Entries with figure data:
--
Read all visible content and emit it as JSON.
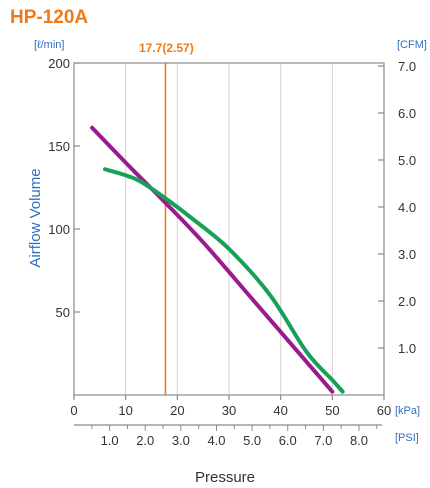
{
  "chart_data": {
    "type": "line",
    "title": "HP-120A",
    "xlabel": "Pressure",
    "ylabel": "Airflow Volume",
    "x_unit_primary": "[kPa]",
    "x_unit_secondary": "[PSI]",
    "y_unit_left": "[ℓ/min]",
    "y_unit_right": "[CFM]",
    "xlim": [
      0,
      60
    ],
    "ylim": [
      0,
      200
    ],
    "x_ticks": [
      "0",
      "10",
      "20",
      "30",
      "40",
      "50",
      "60"
    ],
    "y_ticks": [
      "50",
      "100",
      "150",
      "200"
    ],
    "psi_ticks": [
      "1.0",
      "2.0",
      "3.0",
      "4.0",
      "5.0",
      "6.0",
      "7.0",
      "8.0"
    ],
    "cfm_ticks": [
      "1.0",
      "2.0",
      "3.0",
      "4.0",
      "5.0",
      "6.0",
      "7.0"
    ],
    "marker": {
      "x": 17.7,
      "label": "17.7(2.57)"
    },
    "series": [
      {
        "color": "#9b1a8e",
        "x": [
          3.5,
          10,
          17,
          25,
          35,
          45,
          50
        ],
        "y": [
          161,
          140,
          118,
          92,
          56,
          20,
          2
        ]
      },
      {
        "color": "#16a05a",
        "x": [
          6,
          12,
          17,
          23,
          30,
          38,
          45,
          50,
          52
        ],
        "y": [
          136,
          130,
          120,
          106,
          88,
          60,
          26,
          9,
          2
        ]
      }
    ],
    "grid": "vertical"
  },
  "colors": {
    "title": "#f07a18",
    "axis_text": "#2f6fc0",
    "marker": "#f07a18"
  }
}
--
Description of the task: Write out every line above exactly as it is, leaving out the pictures.

Response for this exercise:
Read all visible content and emit it as JSON.
{
  "chart_data": {
    "type": "line",
    "title": "HP-120A",
    "xlabel": "Pressure",
    "ylabel": "Airflow Volume",
    "x_unit_primary": "[kPa]",
    "x_unit_secondary": "[PSI]",
    "y_unit_left": "[ℓ/min]",
    "y_unit_right": "[CFM]",
    "xlim": [
      0,
      60
    ],
    "ylim": [
      0,
      200
    ],
    "x_ticks": [
      "0",
      "10",
      "20",
      "30",
      "40",
      "50",
      "60"
    ],
    "y_ticks": [
      "50",
      "100",
      "150",
      "200"
    ],
    "psi_ticks": [
      "1.0",
      "2.0",
      "3.0",
      "4.0",
      "5.0",
      "6.0",
      "7.0",
      "8.0"
    ],
    "cfm_ticks": [
      "1.0",
      "2.0",
      "3.0",
      "4.0",
      "5.0",
      "6.0",
      "7.0"
    ],
    "marker": {
      "x": 17.7,
      "label": "17.7(2.57)"
    },
    "series": [
      {
        "color": "#9b1a8e",
        "x": [
          3.5,
          10,
          17,
          25,
          35,
          45,
          50
        ],
        "y": [
          161,
          140,
          118,
          92,
          56,
          20,
          2
        ]
      },
      {
        "color": "#16a05a",
        "x": [
          6,
          12,
          17,
          23,
          30,
          38,
          45,
          50,
          52
        ],
        "y": [
          136,
          130,
          120,
          106,
          88,
          60,
          26,
          9,
          2
        ]
      }
    ],
    "grid": "vertical"
  },
  "colors": {
    "title": "#f07a18",
    "axis_text": "#2f6fc0",
    "marker": "#f07a18"
  }
}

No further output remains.